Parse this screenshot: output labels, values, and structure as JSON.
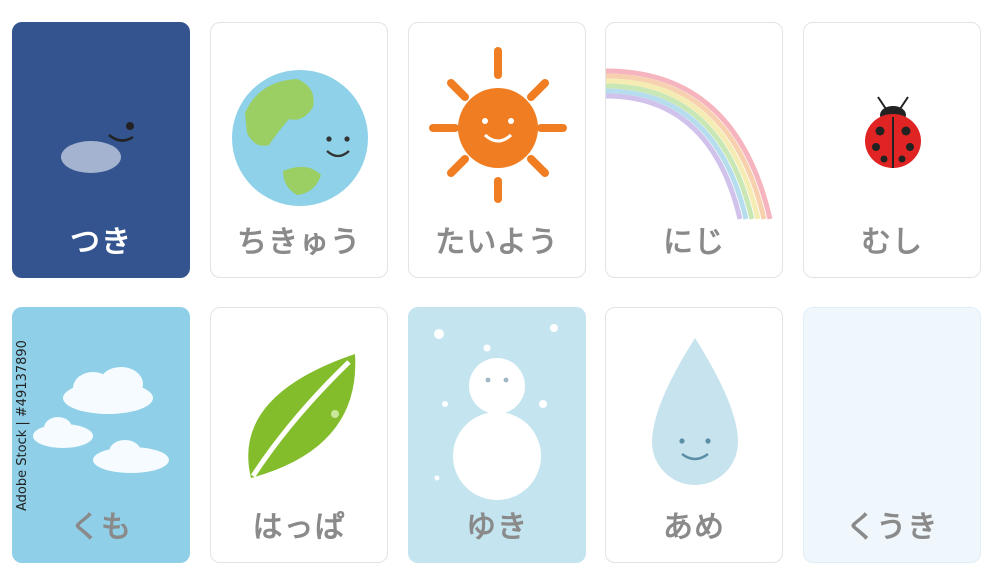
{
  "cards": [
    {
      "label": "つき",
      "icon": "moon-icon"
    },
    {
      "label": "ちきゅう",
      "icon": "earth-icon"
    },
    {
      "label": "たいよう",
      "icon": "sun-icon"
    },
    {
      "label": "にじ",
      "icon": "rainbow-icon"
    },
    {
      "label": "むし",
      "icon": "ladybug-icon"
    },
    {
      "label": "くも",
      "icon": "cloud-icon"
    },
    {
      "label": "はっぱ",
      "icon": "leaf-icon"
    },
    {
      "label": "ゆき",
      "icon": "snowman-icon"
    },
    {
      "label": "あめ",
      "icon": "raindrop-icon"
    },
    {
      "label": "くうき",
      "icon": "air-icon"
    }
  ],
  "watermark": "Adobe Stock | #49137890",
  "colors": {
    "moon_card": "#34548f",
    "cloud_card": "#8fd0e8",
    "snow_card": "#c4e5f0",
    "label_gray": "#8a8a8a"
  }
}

========================================================================

→ THE TASK
Your copy should hold every record word for word and none of the pictures.

→ ANSWER FOR THE TASK
Parse this screenshot: output labels, values, and structure as JSON.
{
  "cards": [
    {
      "label": "つき",
      "icon": "moon-icon"
    },
    {
      "label": "ちきゅう",
      "icon": "earth-icon"
    },
    {
      "label": "たいよう",
      "icon": "sun-icon"
    },
    {
      "label": "にじ",
      "icon": "rainbow-icon"
    },
    {
      "label": "むし",
      "icon": "ladybug-icon"
    },
    {
      "label": "くも",
      "icon": "cloud-icon"
    },
    {
      "label": "はっぱ",
      "icon": "leaf-icon"
    },
    {
      "label": "ゆき",
      "icon": "snowman-icon"
    },
    {
      "label": "あめ",
      "icon": "raindrop-icon"
    },
    {
      "label": "くうき",
      "icon": "air-icon"
    }
  ],
  "watermark": "Adobe Stock | #49137890",
  "colors": {
    "moon_card": "#34548f",
    "cloud_card": "#8fd0e8",
    "snow_card": "#c4e5f0",
    "label_gray": "#8a8a8a"
  }
}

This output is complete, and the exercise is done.